§ **AIM**
Extract all of the data and reproduce it precisely.
• • • • • • •
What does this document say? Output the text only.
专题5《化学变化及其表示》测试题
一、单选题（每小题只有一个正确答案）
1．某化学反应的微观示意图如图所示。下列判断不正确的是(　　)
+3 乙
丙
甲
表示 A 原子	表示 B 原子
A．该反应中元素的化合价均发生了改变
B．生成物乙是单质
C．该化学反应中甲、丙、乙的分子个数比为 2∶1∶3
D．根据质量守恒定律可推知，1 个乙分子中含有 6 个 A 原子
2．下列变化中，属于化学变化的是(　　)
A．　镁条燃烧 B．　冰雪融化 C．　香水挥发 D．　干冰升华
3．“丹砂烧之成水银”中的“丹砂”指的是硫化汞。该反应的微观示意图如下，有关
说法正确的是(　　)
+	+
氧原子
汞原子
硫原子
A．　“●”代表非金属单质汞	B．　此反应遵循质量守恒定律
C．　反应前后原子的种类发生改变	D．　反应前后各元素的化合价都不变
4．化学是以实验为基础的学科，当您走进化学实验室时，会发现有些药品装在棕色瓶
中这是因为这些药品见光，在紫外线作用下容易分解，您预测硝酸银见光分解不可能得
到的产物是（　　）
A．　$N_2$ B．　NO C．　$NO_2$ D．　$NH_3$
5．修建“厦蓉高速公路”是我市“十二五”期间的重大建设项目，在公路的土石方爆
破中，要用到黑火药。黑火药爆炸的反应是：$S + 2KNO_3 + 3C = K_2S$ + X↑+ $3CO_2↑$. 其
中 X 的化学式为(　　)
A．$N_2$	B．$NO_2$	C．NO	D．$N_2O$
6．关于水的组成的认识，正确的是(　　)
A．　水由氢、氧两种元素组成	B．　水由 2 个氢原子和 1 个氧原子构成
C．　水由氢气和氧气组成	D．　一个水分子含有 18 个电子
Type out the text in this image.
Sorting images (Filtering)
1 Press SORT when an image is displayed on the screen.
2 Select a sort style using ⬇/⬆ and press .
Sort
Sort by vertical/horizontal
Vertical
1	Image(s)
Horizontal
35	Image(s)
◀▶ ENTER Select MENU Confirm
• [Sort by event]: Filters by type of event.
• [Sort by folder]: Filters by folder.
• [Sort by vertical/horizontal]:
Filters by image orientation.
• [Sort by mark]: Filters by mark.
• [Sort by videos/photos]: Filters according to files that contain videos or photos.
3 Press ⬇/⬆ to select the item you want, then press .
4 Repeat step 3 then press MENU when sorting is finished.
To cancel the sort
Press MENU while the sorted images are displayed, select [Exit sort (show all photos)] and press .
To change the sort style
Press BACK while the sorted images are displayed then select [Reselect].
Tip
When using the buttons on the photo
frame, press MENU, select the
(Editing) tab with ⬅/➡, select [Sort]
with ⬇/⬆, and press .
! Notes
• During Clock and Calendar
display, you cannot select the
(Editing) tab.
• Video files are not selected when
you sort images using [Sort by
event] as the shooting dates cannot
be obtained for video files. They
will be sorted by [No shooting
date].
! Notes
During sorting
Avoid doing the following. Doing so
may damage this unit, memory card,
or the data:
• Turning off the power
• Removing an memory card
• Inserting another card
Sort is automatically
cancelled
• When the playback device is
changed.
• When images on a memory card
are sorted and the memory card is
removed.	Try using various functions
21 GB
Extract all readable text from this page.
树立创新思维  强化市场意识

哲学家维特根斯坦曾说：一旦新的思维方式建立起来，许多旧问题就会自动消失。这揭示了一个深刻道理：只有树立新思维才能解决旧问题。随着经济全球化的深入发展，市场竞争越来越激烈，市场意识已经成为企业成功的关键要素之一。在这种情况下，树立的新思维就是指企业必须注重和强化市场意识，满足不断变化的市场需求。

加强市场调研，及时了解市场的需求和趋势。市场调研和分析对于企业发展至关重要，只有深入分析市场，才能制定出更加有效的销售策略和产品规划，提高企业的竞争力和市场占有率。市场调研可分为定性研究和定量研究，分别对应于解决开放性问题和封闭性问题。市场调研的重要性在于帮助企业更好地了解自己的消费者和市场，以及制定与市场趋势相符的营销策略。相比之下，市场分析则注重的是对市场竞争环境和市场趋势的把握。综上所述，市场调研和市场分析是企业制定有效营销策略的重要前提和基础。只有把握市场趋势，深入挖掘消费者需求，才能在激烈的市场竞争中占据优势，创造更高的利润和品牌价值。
• • • • • • •
§ **RESULT BELOW**
What does this document say? Output the text only.
专题5《化学变化及其表示》测试题
一、单选题（每小题只有一个正确答案）
1．某化学反应的微观示意图如图所示。下列判断不正确的是(　　)
+3 乙
丙
甲
表示 A 原子	表示 B 原子
A．该反应中元素的化合价均发生了改变
B．生成物乙是单质
C．该化学反应中甲、丙、乙的分子个数比为 2∶1∶3
D．根据质量守恒定律可推知，1 个乙分子中含有 6 个 A 原子
2．下列变化中，属于化学变化的是(　　)
A．　镁条燃烧 B．　冰雪融化 C．　香水挥发 D．　干冰升华
3．“丹砂烧之成水银”中的“丹砂”指的是硫化汞。该反应的微观示意图如下，有关
说法正确的是(　　)
+	+
氧原子
汞原子
硫原子
A．　“●”代表非金属单质汞	B．　此反应遵循质量守恒定律
C．　反应前后原子的种类发生改变	D．　反应前后各元素的化合价都不变
4．化学是以实验为基础的学科，当您走进化学实验室时，会发现有些药品装在棕色瓶
中这是因为这些药品见光，在紫外线作用下容易分解，您预测硝酸银见光分解不可能得
到的产物是（　　）
A．　$N_2$ B．　NO C．　$NO_2$ D．　$NH_3$
5．修建“厦蓉高速公路”是我市“十二五”期间的重大建设项目，在公路的土石方爆
破中，要用到黑火药。黑火药爆炸的反应是：$S + 2KNO_3 + 3C = K_2S$ + X↑+ $3CO_2↑$. 其
中 X 的化学式为(　　)
A．$N_2$	B．$NO_2$	C．NO	D．$N_2O$
6．关于水的组成的认识，正确的是(　　)
A．　水由氢、氧两种元素组成	B．　水由 2 个氢原子和 1 个氧原子构成
C．　水由氢气和氧气组成	D．　一个水分子含有 18 个电子
Type out the text in this image.
Sorting images (Filtering)
1 Press SORT when an image is displayed on the screen.
2 Select a sort style using ⬇/⬆ and press .
Sort
Sort by vertical/horizontal
Vertical
1	Image(s)
Horizontal
35	Image(s)
◀▶ ENTER Select MENU Confirm
• [Sort by event]: Filters by type of event.
• [Sort by folder]: Filters by folder.
• [Sort by vertical/horizontal]:
Filters by image orientation.
• [Sort by mark]: Filters by mark.
• [Sort by videos/photos]: Filters according to files that contain videos or photos.
3 Press ⬇/⬆ to select the item you want, then press .
4 Repeat step 3 then press MENU when sorting is finished.
To cancel the sort
Press MENU while the sorted images are displayed, select [Exit sort (show all photos)] and press .
To change the sort style
Press BACK while the sorted images are displayed then select [Reselect].
Tip
When using the buttons on the photo
frame, press MENU, select the
(Editing) tab with ⬅/➡, select [Sort]
with ⬇/⬆, and press .
! Notes
• During Clock and Calendar
display, you cannot select the
(Editing) tab.
• Video files are not selected when
you sort images using [Sort by
event] as the shooting dates cannot
be obtained for video files. They
will be sorted by [No shooting
date].
! Notes
During sorting
Avoid doing the following. Doing so
may damage this unit, memory card,
or the data:
• Turning off the power
• Removing an memory card
• Inserting another card
Sort is automatically
cancelled
• When the playback device is
changed.
• When images on a memory card
are sorted and the memory card is
removed.	Try using various functions
21 GB
Extract all readable text from this page.
树立创新思维  强化市场意识

哲学家维特根斯坦曾说：一旦新的思维方式建立起来，许多旧问题就会自动消失。这揭示了一个深刻道理：只有树立新思维才能解决旧问题。随着经济全球化的深入发展，市场竞争越来越激烈，市场意识已经成为企业成功的关键要素之一。在这种情况下，树立的新思维就是指企业必须注重和强化市场意识，满足不断变化的市场需求。

加强市场调研，及时了解市场的需求和趋势。市场调研和分析对于企业发展至关重要，只有深入分析市场，才能制定出更加有效的销售策略和产品规划，提高企业的竞争力和市场占有率。市场调研可分为定性研究和定量研究，分别对应于解决开放性问题和封闭性问题。市场调研的重要性在于帮助企业更好地了解自己的消费者和市场，以及制定与市场趋势相符的营销策略。相比之下，市场分析则注重的是对市场竞争环境和市场趋势的把握。综上所述，市场调研和市场分析是企业制定有效营销策略的重要前提和基础。只有把握市场趋势，深入挖掘消费者需求，才能在激烈的市场竞争中占据优势，创造更高的利润和品牌价值。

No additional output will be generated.